§ WORKING DATA:
·····
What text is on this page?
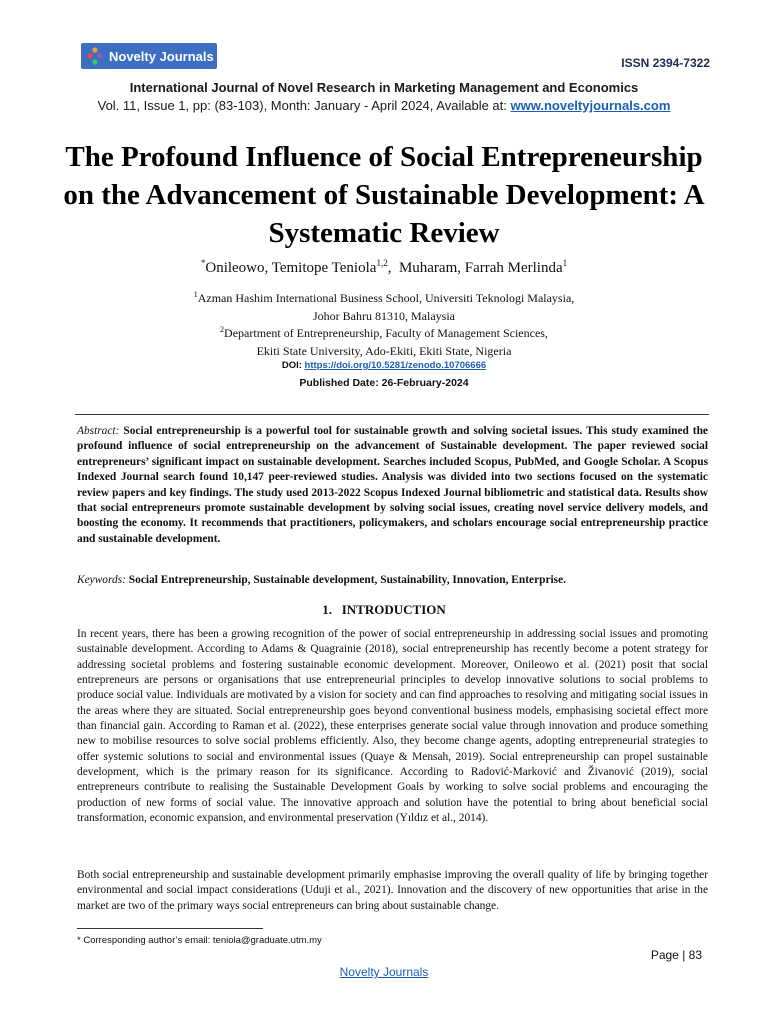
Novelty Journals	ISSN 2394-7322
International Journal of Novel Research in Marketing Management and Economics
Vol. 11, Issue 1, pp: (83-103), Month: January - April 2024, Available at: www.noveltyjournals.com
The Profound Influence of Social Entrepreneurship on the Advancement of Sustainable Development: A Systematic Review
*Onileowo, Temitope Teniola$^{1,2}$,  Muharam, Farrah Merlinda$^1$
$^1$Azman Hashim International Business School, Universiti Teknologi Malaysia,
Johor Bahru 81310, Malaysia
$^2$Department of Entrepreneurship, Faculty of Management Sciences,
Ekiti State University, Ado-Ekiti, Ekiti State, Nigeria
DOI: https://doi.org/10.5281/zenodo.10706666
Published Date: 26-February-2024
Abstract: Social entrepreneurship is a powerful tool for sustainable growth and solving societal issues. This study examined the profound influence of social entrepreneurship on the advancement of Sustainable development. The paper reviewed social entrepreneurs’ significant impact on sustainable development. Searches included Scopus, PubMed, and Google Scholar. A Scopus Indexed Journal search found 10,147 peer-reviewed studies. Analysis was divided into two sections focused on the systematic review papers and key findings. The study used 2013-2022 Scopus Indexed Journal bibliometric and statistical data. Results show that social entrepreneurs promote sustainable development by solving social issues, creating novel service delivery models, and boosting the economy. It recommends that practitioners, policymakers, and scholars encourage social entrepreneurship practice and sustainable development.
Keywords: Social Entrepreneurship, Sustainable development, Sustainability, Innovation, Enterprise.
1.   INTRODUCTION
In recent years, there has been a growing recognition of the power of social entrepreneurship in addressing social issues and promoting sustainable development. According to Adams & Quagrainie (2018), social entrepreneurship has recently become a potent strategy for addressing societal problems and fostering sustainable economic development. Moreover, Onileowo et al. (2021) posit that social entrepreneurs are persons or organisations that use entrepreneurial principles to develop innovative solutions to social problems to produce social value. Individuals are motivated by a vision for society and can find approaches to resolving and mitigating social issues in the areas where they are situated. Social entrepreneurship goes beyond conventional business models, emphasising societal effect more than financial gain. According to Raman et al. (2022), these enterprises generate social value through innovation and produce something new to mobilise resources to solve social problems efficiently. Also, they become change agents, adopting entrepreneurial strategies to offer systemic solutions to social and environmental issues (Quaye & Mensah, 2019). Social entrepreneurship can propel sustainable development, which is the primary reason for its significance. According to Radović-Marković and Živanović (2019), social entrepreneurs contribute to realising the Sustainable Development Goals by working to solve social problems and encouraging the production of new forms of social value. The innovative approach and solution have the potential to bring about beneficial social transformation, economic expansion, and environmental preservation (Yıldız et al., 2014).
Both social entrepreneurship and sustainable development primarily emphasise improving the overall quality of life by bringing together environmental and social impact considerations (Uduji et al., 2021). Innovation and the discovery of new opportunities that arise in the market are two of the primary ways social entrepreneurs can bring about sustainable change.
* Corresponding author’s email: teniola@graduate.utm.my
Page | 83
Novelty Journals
·····
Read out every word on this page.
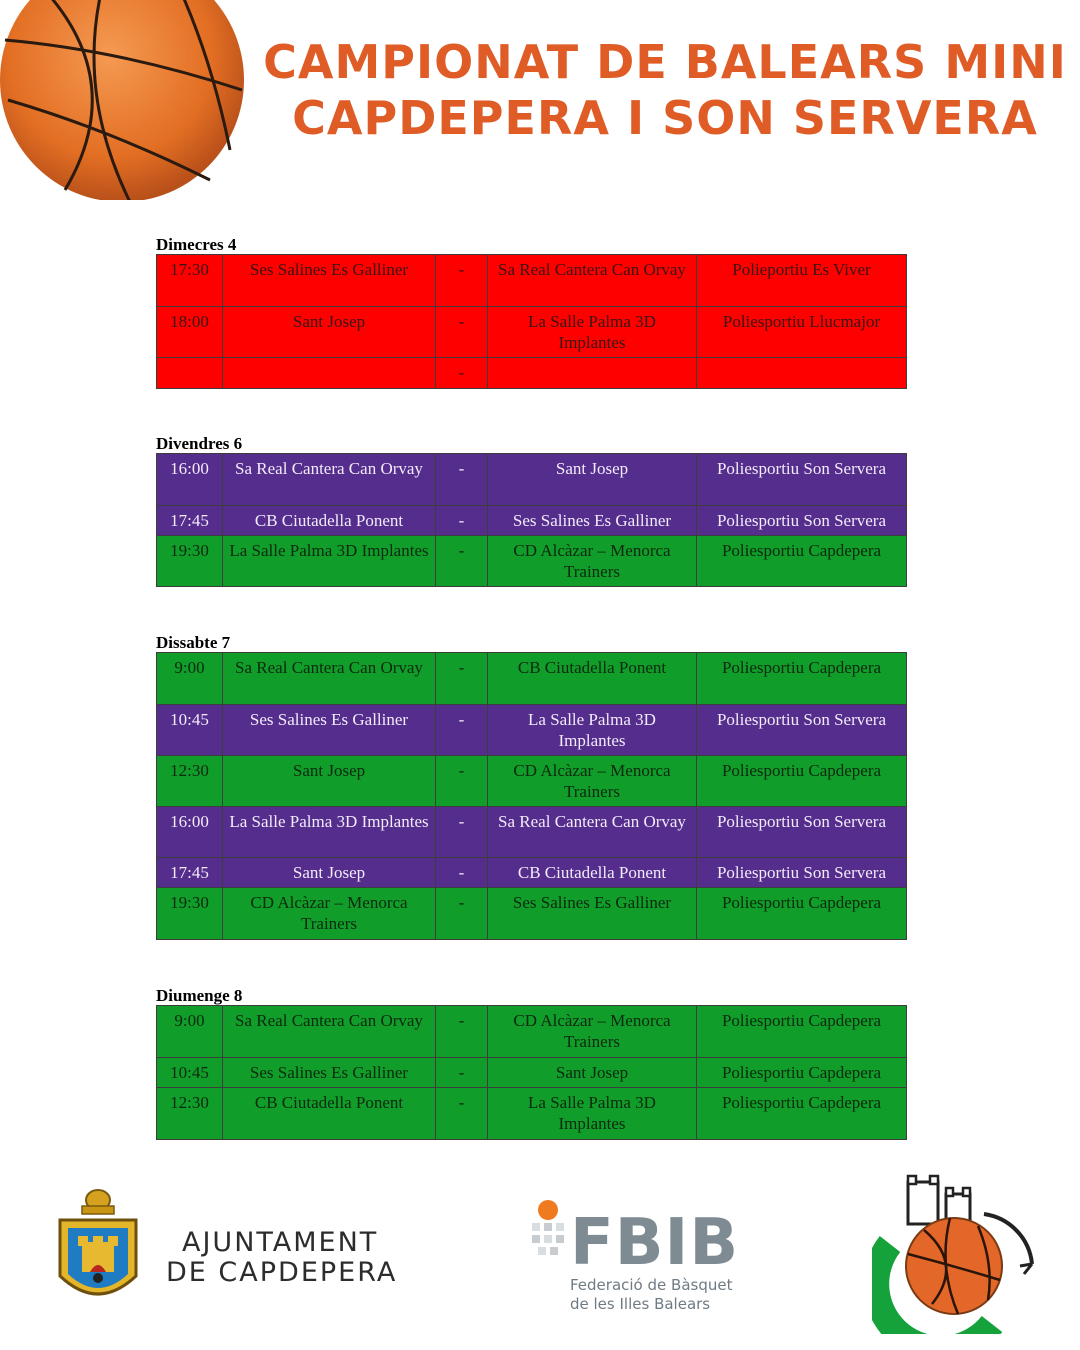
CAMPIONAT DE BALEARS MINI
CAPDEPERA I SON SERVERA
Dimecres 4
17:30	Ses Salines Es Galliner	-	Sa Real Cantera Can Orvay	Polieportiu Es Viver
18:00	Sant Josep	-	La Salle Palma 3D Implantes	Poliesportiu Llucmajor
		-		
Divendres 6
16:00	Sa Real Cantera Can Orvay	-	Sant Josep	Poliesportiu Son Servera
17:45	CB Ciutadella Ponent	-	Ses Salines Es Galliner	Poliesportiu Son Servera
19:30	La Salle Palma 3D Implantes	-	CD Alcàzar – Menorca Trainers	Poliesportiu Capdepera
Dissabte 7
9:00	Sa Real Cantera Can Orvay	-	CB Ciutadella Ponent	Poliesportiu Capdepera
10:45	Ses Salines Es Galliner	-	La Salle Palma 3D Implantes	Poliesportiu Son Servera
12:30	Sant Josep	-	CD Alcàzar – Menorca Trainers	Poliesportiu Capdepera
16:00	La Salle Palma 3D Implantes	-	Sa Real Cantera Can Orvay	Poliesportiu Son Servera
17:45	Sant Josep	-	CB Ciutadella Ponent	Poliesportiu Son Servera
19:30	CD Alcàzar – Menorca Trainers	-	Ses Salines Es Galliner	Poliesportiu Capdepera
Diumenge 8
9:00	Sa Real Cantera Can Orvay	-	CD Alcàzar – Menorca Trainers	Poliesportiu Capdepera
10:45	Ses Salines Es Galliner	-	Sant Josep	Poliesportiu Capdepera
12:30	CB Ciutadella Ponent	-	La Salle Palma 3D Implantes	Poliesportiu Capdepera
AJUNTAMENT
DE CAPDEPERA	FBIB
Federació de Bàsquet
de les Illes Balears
·····
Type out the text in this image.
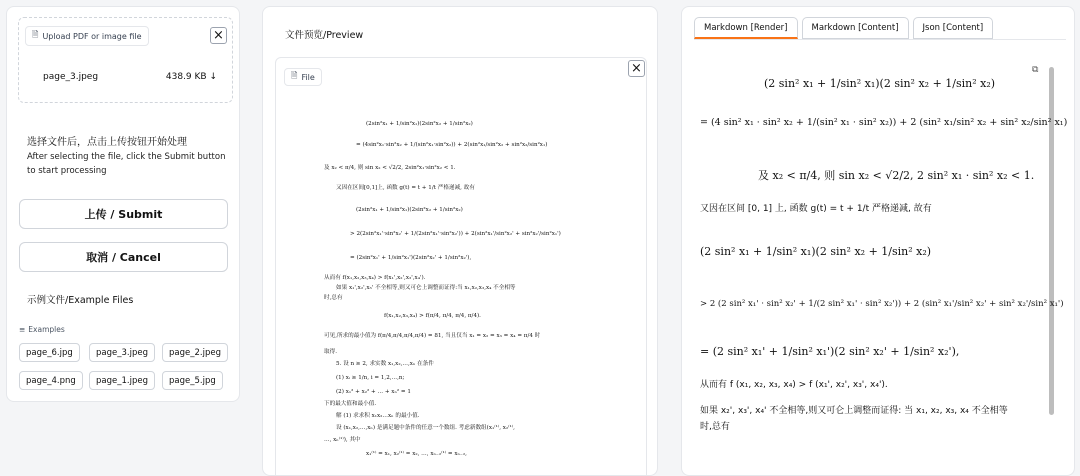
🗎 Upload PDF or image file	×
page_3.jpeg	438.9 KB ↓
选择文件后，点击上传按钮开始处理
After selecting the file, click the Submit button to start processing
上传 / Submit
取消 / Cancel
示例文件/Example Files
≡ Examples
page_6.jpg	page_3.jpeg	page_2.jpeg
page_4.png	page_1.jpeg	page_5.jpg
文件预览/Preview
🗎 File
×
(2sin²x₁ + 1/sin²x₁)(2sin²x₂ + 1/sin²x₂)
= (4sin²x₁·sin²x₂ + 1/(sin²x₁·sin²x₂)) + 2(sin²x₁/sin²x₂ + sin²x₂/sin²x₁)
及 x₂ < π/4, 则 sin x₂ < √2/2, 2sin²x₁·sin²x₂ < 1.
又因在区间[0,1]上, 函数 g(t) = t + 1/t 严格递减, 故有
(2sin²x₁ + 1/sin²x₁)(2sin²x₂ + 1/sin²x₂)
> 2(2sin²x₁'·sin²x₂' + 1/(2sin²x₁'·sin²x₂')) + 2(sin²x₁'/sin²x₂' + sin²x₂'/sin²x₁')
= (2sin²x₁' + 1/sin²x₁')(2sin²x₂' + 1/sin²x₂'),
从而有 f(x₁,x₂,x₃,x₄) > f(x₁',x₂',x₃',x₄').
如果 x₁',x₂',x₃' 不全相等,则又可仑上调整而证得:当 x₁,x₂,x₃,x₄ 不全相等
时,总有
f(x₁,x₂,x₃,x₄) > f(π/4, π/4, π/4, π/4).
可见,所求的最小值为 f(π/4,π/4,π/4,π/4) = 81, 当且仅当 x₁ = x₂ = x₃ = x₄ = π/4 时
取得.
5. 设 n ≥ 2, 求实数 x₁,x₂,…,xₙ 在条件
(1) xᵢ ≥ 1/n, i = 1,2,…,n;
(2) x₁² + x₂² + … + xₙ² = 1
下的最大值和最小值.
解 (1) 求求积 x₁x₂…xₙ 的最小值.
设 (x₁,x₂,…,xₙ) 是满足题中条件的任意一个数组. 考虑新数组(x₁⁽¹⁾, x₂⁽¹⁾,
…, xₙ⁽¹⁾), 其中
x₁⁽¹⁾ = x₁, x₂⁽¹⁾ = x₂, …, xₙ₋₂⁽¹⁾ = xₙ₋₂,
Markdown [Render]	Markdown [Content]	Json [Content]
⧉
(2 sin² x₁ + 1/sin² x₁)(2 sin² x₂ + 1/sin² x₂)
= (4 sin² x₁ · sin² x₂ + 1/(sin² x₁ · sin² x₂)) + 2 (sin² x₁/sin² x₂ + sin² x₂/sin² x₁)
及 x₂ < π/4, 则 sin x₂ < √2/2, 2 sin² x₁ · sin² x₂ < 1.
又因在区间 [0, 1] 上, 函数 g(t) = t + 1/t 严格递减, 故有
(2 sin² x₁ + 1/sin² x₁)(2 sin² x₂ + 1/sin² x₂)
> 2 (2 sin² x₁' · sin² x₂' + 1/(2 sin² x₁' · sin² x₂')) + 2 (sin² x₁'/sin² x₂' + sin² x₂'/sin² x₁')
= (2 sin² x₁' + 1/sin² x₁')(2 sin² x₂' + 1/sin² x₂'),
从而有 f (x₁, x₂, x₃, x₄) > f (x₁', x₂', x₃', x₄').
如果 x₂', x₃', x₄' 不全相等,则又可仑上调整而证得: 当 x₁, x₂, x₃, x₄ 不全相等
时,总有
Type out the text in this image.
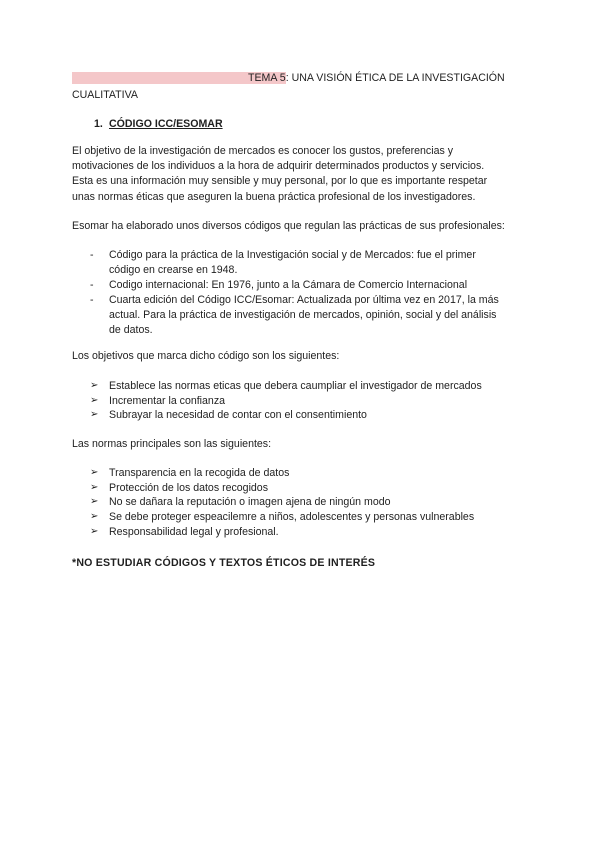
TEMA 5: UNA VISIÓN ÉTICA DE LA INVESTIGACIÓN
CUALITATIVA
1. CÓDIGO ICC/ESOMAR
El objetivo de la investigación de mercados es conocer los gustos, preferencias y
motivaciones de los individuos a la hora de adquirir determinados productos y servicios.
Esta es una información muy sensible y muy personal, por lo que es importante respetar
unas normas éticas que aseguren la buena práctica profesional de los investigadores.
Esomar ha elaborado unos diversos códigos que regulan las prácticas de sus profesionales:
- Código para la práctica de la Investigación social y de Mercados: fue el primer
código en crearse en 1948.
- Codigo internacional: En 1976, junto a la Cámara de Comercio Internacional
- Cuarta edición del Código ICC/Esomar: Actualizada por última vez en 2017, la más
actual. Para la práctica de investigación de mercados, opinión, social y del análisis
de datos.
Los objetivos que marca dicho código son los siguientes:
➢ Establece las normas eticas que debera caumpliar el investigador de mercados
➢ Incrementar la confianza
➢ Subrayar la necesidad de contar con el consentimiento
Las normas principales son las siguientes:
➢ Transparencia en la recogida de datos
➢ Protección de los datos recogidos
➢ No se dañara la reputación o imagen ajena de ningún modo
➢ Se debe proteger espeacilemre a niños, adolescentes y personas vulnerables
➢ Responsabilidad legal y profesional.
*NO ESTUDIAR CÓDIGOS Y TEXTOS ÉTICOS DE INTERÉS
·····
§ TASK TO COMPLETE: For each line of the entries that includes "siguientes", show that line.

§ THE SOLUTION:
Los objetivos que marca dicho código son los siguientes:
Las normas principales son las siguientes:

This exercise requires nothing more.